**Testo della pagina**

Passato alla Fiorentina, vi rimase per tre anni, vincendo nel 1975 la Coppa di Lega Italo-Inglese e classificandosi al terzo posto nel campionato 1976-1977. Passato alla guida del neopromosso Catanzaro nel 1978, alla guida del club calabrese raggiunse due salvezze in massima serie. Nel 1980 tornò sulla panchina dell’Ascoli dove rimase per cinque stagioni, guidando la squadra a un sesto posto nel campionato 1981-1982 e a quattro salvezze consecutive.
Dopo una breve parentesi al Bologna nel 1985-1986 in Serie B, senza riuscire a centrare per pochi punti l’obiettivo della promozione. Poi passò al Lecce, in Serie B, subentrando a dieci giornate dal termine: si giocò gli spareggi per la Serie A con Cesena e Cremonese e perse la finale col Cesena. I salentini guidati da Mazzone centrarono comunque l’obiettivo della promozione in Serie A l’anno successivo, con il secondo posto a due punti dalla capolista Bologna. L’esperienza con il Lecce proseguì per altri due anni in Serie A, con due salvezze: la prima con un nono posto, la seconda per un solo punto.

**Consegna 1**
Quale trofeo vinse la Fiorentina nel 1975, secondo il testo sulla carriera di Mazzone?
**Consegna 2**
Le seguenti affermazioni concordano con il testo sulla carriera di Mazzone? Rispondi sì o no a ciascuna, citando alla lettera le parole che lo decidono.
(a) Con il Catanzaro ottenne due salvezze in Serie A.
(b) Il Lecce perse la finale degli spareggi contro la Cremonese.
(c) Tornato all'Ascoli nel 1980, vi restò tre stagioni.
**Consegna 3**
Prosegui il testo sulla carriera di Mazzone a partire dalla sua ultima frase.

**Materiale fornito**
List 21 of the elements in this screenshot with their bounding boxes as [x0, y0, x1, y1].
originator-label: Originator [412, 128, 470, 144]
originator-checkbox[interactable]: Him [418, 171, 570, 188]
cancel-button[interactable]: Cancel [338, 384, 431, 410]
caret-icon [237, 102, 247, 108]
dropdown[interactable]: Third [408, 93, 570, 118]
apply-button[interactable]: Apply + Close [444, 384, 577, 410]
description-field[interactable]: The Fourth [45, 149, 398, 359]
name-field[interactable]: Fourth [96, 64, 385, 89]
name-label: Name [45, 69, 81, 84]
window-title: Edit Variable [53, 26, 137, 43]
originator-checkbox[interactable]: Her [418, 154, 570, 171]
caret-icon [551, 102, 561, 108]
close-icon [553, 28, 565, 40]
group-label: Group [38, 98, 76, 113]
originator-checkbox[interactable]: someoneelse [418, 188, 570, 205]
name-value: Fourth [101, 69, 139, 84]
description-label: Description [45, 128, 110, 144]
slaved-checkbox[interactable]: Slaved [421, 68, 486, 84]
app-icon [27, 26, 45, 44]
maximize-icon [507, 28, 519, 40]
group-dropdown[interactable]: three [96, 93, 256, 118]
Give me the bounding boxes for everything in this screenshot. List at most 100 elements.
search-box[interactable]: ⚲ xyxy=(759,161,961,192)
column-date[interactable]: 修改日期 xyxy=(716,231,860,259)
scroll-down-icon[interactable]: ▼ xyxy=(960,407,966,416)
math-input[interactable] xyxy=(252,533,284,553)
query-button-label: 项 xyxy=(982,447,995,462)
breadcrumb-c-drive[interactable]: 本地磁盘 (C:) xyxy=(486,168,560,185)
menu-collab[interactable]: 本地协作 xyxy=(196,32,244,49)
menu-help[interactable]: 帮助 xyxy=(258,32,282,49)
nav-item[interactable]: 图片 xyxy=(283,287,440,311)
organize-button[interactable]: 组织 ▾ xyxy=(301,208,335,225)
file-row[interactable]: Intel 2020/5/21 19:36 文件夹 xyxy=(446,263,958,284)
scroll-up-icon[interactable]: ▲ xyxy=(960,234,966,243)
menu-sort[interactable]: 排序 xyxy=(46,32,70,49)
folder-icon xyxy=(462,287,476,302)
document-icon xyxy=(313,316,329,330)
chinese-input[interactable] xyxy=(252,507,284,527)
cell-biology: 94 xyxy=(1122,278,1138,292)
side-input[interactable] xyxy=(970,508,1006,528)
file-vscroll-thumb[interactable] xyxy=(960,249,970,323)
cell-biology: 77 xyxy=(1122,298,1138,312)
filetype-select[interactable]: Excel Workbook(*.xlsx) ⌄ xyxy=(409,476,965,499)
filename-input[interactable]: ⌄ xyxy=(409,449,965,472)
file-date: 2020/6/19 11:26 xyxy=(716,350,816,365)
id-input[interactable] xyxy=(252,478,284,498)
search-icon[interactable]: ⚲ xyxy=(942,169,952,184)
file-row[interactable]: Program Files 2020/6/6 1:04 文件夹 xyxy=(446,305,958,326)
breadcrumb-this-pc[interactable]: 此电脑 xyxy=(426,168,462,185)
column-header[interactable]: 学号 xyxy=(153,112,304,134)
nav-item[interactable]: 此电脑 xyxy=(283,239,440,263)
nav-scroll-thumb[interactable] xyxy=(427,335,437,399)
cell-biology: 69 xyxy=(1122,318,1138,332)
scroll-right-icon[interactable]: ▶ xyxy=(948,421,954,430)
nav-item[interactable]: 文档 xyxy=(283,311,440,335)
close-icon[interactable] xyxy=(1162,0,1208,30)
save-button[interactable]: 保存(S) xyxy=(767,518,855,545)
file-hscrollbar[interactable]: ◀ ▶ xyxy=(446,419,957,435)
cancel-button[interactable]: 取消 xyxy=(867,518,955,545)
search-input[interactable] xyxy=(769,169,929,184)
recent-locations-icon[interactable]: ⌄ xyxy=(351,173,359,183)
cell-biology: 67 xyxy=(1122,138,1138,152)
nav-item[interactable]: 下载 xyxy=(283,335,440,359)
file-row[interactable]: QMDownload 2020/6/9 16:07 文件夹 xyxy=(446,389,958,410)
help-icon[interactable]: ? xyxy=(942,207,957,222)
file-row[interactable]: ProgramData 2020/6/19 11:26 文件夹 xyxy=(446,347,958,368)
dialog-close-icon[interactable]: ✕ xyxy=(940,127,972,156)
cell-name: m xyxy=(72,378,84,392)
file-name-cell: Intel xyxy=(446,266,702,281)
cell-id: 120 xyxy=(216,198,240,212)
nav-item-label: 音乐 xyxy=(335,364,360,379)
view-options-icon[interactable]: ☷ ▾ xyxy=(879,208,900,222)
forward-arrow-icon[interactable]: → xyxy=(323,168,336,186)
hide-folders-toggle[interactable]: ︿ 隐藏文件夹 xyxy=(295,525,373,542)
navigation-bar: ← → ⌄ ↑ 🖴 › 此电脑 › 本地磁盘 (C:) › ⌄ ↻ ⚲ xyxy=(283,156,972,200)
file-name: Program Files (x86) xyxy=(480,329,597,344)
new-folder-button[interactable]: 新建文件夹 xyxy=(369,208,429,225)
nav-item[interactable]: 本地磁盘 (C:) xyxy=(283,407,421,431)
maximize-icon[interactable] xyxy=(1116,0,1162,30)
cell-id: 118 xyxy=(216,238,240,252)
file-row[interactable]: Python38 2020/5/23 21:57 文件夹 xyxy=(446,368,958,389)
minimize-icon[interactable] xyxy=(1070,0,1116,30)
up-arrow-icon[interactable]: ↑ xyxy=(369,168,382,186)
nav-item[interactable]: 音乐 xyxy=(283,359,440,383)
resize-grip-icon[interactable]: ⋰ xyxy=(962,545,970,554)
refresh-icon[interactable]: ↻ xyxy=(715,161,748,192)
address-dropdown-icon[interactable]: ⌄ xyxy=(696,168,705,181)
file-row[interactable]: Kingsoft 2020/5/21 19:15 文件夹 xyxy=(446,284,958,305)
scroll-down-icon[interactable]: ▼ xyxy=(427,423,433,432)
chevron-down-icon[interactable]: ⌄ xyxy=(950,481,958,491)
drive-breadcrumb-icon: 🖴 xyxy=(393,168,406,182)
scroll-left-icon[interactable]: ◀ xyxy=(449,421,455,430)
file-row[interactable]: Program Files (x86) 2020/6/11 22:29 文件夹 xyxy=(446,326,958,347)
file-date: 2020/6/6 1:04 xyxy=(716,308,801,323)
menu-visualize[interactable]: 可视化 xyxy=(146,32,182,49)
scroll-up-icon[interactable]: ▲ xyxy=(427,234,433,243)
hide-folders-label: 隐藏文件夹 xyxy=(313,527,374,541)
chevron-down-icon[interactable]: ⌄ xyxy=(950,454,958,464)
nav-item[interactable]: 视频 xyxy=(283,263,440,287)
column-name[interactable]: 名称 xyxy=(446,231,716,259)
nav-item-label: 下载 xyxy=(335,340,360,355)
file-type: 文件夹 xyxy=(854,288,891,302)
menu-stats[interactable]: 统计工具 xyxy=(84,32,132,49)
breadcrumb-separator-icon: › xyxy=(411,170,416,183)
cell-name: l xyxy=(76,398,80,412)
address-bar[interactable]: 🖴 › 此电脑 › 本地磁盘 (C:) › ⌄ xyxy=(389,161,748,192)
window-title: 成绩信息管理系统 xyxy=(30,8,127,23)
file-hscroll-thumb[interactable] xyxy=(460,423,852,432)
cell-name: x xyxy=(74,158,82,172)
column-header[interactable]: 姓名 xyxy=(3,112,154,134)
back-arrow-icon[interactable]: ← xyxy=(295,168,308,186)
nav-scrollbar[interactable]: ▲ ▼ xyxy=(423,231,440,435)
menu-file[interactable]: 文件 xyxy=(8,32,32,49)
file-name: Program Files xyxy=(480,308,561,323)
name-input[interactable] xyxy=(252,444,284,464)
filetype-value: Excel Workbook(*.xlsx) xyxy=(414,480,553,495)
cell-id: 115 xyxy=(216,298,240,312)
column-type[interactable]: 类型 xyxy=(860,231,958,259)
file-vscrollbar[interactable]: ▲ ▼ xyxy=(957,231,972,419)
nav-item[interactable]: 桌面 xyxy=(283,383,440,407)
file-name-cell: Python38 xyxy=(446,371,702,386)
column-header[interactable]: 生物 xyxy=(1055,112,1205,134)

**Esito del compito 1**
La Coppa di Lega Italo-Inglese.

**Esito del compito 2**
(a) Sì: "raggiunse due salvezze in massima serie".
(b) No: "perse la finale col Cesena".
(c) No: "dove rimase per cinque stagioni".

**Esito del compito 3**
Dopo una breve parentesi al Pescara, nel 1991 firmò per il Cagliari, dove rimase per due anni. Il sesto posto del 1992-1993 con i sardi (e conseguente loro qualificazione alla Coppa Uefa dopo 21 anni) gli valse la chiamata alla Roma, la squadra del cuore. I suoi tre anni alla guida dei giallorossi furono caratterizzati da un settimo posto e due quinti posti ma per i tifosi furono comunque memorabili e ‘sor Carlettò rimase per sempre nei loro. Durante la sua permanenza a Roma, inoltre, Mazzone lanciò in prima squadra Francesco Totti. Da ricordare un episodio curioso: Mazzone il 27 novembre 1994 vinse per 3-0 un derby contro la Lazio di Zeman. In conferenza stampa Pato, un giornalista ‘fratello di latte’ di Falcao, gli disse: “Carletto, hai vinto un derby per 3-0… adesso puoi pure morire”. Si può immaginare la reazione con tanto di gesto apotropaico di Mazzone…
Dopo l’esperienza a Roma tornò a Cagliari nel 1996 subentrando dopo sei giornate a Gregorio Pèrez, ma non riuscì a salvare i sardi, battuti nello spareggio dal Piacenza, dalla retrocessione in Serie B. Nel 1997 provò l’esperienza al Napoli, dove diede le dimissioni dopo quattro partite di campionato. Nel 1998 approdò nuovamente al Bologna, appena privatosi di Roberto Baggio, ma con Giuseppe Signori che grazie alla sua ‘curà tornò ai livelli di un tempo quando giocava nella Lazio. Guidò i rossoblu alla vittoria dell’Intertoto e arrivò fino alle semifinali di Coppa Uefa e di Coppa Italia.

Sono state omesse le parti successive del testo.